### Exercise task
Where a line in the listing contains the string "DocumentInfo", copy that line out.

»»

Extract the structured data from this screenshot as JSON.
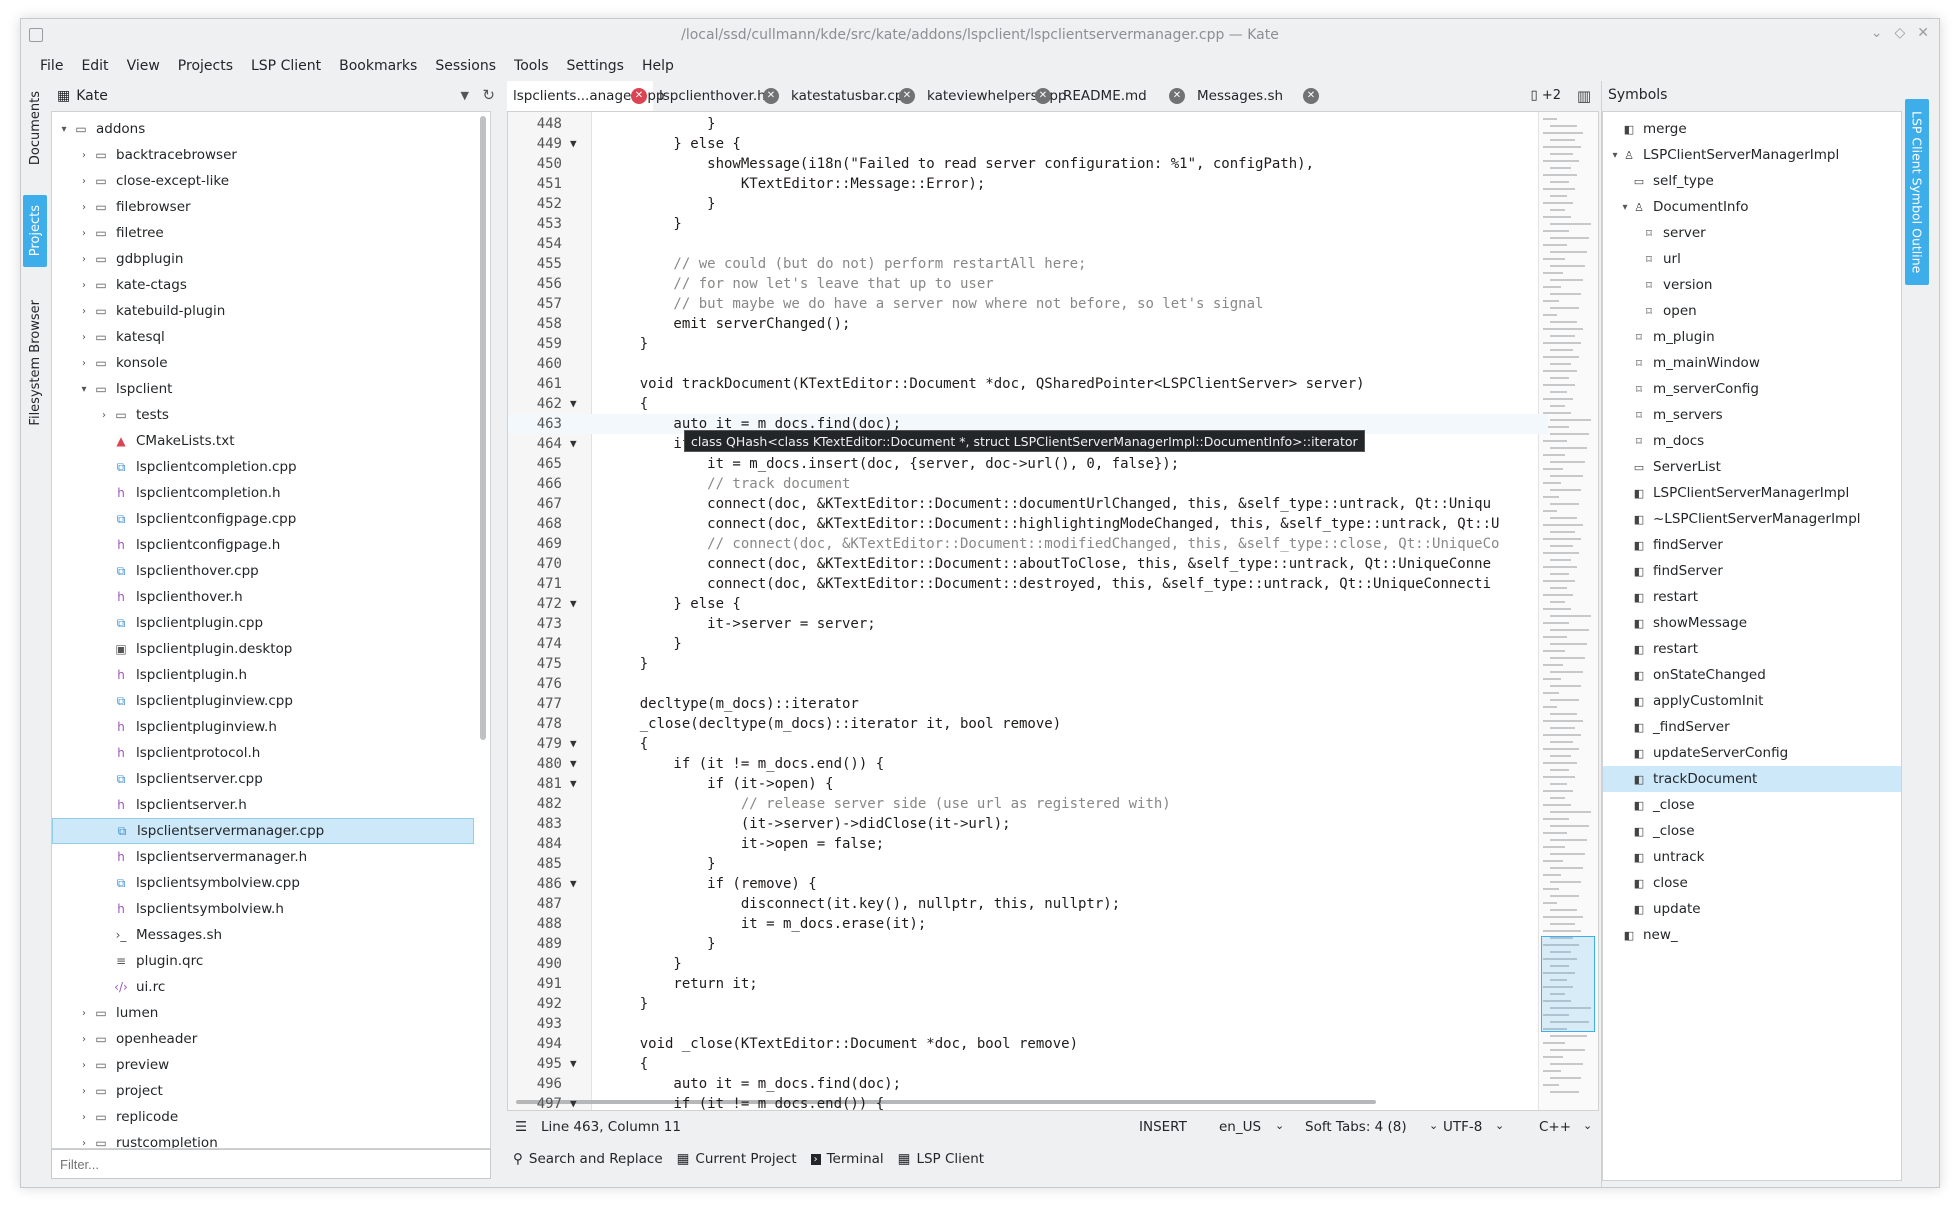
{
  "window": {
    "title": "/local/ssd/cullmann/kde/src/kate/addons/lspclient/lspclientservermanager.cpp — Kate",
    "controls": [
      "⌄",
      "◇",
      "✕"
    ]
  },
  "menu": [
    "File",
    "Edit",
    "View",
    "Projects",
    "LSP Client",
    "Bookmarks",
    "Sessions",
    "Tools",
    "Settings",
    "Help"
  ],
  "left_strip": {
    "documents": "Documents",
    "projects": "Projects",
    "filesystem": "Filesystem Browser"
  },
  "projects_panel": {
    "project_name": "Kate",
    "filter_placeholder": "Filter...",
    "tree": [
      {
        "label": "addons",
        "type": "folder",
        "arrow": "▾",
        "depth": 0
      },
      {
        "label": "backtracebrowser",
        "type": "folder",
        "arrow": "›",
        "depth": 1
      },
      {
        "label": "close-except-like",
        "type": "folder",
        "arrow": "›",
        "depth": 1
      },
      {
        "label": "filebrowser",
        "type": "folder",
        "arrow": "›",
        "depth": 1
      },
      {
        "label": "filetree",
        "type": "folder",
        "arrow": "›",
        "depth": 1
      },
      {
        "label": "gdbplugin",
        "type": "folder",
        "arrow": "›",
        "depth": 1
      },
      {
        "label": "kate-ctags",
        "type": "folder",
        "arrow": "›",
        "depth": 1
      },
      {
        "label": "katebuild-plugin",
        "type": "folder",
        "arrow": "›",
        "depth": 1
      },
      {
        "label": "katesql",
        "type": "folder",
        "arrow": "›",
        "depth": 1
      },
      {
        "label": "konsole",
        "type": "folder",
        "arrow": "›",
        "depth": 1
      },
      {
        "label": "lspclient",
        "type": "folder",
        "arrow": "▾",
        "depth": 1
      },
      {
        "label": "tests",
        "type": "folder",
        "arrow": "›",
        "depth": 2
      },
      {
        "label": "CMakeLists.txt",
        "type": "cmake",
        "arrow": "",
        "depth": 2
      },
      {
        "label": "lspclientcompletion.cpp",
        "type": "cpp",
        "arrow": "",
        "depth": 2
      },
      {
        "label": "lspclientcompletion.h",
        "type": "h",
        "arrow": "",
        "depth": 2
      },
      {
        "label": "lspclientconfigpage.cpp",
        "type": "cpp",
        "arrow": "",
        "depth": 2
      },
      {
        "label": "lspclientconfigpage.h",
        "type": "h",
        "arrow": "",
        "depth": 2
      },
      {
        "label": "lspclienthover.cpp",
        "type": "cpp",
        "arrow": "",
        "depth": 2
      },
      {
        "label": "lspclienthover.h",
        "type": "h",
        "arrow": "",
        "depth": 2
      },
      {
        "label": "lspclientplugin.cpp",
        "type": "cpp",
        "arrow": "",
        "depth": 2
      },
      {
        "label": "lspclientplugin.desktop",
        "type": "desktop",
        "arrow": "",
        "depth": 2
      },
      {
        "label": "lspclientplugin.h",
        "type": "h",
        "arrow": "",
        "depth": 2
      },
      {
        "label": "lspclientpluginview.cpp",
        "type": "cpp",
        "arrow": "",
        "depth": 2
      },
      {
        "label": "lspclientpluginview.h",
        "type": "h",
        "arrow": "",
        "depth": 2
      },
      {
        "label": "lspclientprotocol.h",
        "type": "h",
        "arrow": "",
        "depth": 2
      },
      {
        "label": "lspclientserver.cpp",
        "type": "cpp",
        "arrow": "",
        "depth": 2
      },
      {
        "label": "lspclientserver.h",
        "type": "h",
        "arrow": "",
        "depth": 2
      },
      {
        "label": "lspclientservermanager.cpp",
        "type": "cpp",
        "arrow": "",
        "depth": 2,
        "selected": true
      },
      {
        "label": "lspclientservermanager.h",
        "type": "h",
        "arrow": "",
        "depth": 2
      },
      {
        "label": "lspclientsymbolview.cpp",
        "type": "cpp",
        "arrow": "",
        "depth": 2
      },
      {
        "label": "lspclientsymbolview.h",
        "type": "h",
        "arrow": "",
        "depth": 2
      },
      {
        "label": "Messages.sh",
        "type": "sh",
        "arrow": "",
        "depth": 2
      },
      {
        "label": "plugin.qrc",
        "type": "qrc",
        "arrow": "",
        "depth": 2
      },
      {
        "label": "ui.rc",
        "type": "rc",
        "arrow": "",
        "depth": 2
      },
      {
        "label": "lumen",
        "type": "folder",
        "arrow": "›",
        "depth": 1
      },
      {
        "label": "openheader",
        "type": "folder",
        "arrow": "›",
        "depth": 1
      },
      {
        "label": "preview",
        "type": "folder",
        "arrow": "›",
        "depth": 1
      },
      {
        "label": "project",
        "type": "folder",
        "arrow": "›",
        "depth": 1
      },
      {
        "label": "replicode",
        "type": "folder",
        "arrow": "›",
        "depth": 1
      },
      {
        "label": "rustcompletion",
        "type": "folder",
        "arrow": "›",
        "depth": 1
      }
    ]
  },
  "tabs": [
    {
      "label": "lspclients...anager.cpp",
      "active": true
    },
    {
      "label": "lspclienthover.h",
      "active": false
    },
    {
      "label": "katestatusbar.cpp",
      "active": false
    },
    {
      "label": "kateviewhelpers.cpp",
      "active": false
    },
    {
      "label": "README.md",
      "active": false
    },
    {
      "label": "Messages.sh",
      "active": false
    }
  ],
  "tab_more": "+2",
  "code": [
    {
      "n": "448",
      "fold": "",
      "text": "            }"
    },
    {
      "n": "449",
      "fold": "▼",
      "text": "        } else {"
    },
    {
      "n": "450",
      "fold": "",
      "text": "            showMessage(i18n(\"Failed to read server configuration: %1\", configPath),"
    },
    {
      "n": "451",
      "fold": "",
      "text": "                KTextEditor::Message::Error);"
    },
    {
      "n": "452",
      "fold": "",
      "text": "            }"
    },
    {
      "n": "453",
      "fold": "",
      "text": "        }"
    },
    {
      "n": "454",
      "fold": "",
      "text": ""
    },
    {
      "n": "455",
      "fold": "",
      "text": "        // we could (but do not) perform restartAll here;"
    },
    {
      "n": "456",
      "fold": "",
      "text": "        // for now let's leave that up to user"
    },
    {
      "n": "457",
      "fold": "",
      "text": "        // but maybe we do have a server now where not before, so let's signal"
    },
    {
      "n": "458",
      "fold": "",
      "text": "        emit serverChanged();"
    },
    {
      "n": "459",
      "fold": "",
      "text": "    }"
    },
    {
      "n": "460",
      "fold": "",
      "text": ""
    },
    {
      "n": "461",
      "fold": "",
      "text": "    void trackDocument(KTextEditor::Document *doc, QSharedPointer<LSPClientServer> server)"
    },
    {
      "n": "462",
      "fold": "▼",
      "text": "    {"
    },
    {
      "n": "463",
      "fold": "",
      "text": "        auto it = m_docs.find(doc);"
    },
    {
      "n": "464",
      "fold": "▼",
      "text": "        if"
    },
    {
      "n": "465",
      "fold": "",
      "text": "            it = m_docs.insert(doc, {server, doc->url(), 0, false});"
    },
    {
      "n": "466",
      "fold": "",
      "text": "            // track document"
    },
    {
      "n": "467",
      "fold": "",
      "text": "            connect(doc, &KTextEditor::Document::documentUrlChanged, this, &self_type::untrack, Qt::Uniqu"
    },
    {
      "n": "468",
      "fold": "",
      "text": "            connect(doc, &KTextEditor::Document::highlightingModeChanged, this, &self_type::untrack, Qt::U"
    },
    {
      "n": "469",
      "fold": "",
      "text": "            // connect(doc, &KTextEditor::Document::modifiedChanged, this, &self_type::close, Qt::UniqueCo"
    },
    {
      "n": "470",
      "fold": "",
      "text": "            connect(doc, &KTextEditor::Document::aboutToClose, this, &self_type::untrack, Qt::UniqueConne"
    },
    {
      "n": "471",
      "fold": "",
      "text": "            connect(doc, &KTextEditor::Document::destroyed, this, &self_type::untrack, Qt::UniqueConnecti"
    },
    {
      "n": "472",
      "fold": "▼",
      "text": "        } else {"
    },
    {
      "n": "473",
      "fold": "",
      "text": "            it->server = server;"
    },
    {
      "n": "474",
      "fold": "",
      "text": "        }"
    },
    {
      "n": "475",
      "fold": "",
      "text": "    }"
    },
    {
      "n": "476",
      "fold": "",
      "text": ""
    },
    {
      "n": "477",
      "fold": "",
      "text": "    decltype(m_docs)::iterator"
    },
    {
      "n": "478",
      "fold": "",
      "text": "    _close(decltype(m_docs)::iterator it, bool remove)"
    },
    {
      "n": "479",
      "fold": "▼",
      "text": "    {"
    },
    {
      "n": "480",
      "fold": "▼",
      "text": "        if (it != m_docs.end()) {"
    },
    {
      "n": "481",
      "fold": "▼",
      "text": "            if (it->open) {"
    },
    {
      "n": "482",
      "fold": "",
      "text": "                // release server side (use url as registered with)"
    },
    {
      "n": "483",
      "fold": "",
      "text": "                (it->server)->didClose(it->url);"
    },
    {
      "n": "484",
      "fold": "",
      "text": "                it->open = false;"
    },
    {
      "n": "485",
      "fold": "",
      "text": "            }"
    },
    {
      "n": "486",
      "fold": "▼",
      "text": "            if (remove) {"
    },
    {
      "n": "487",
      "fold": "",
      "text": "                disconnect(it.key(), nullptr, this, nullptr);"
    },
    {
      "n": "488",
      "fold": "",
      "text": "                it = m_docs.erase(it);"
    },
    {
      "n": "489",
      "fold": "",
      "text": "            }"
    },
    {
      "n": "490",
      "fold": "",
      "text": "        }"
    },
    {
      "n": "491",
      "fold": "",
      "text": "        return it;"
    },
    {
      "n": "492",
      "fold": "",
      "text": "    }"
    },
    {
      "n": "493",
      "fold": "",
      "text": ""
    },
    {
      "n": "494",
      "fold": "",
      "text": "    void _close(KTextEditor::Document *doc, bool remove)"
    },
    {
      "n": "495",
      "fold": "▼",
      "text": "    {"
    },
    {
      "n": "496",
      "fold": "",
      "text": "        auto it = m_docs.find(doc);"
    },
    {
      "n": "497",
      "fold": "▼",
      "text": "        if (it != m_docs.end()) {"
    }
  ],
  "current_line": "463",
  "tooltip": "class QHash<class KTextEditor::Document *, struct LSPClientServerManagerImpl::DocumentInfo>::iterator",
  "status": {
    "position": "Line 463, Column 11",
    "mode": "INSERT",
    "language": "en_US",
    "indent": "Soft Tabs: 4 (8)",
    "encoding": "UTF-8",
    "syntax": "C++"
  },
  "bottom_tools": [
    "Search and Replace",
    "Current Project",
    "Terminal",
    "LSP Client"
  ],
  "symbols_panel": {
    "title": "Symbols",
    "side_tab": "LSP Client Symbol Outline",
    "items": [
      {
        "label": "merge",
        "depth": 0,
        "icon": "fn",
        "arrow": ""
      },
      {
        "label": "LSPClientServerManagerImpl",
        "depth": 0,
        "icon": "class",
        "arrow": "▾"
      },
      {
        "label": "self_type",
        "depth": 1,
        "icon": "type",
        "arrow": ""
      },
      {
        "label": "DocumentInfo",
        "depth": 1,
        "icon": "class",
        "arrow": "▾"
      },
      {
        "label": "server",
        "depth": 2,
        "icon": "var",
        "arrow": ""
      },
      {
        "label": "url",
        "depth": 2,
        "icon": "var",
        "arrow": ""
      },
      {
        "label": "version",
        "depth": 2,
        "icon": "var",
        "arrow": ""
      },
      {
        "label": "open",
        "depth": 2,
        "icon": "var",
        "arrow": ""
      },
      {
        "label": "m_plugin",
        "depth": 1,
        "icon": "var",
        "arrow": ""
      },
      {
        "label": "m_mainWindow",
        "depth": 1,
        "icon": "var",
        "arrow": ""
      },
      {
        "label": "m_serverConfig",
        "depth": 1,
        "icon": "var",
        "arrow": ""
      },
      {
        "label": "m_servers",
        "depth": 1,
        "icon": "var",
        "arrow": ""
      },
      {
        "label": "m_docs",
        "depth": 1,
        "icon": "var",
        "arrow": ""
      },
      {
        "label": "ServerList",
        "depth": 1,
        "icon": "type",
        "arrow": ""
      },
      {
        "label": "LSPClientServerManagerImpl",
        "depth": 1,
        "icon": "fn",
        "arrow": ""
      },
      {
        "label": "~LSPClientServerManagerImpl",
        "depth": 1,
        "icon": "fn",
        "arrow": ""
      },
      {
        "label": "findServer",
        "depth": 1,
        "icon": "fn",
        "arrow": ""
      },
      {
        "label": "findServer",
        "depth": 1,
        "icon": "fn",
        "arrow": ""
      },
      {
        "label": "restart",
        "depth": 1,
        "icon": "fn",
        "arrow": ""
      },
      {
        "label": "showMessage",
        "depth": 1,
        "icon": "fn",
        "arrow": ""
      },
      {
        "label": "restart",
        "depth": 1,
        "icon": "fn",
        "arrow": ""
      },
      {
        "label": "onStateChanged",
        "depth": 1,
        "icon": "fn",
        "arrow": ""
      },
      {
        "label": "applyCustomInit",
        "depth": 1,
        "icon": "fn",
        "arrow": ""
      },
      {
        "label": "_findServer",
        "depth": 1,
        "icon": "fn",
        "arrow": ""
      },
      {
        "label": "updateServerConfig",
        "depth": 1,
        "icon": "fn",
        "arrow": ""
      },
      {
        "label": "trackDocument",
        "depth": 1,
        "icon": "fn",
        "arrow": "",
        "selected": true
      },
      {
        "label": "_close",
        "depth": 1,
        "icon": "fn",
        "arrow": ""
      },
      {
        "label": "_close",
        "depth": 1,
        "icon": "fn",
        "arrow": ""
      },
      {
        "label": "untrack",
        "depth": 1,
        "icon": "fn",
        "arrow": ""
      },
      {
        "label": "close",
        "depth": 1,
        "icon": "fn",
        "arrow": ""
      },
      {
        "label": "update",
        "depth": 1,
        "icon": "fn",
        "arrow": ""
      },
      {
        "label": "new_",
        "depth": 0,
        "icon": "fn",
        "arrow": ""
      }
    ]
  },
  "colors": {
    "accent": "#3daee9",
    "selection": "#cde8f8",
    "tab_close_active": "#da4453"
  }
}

««

### Reply
  "tooltip": "class QHash<class KTextEditor::Document *, struct LSPClientServerManagerImpl::DocumentInfo>::iterator",
        "label": "DocumentInfo",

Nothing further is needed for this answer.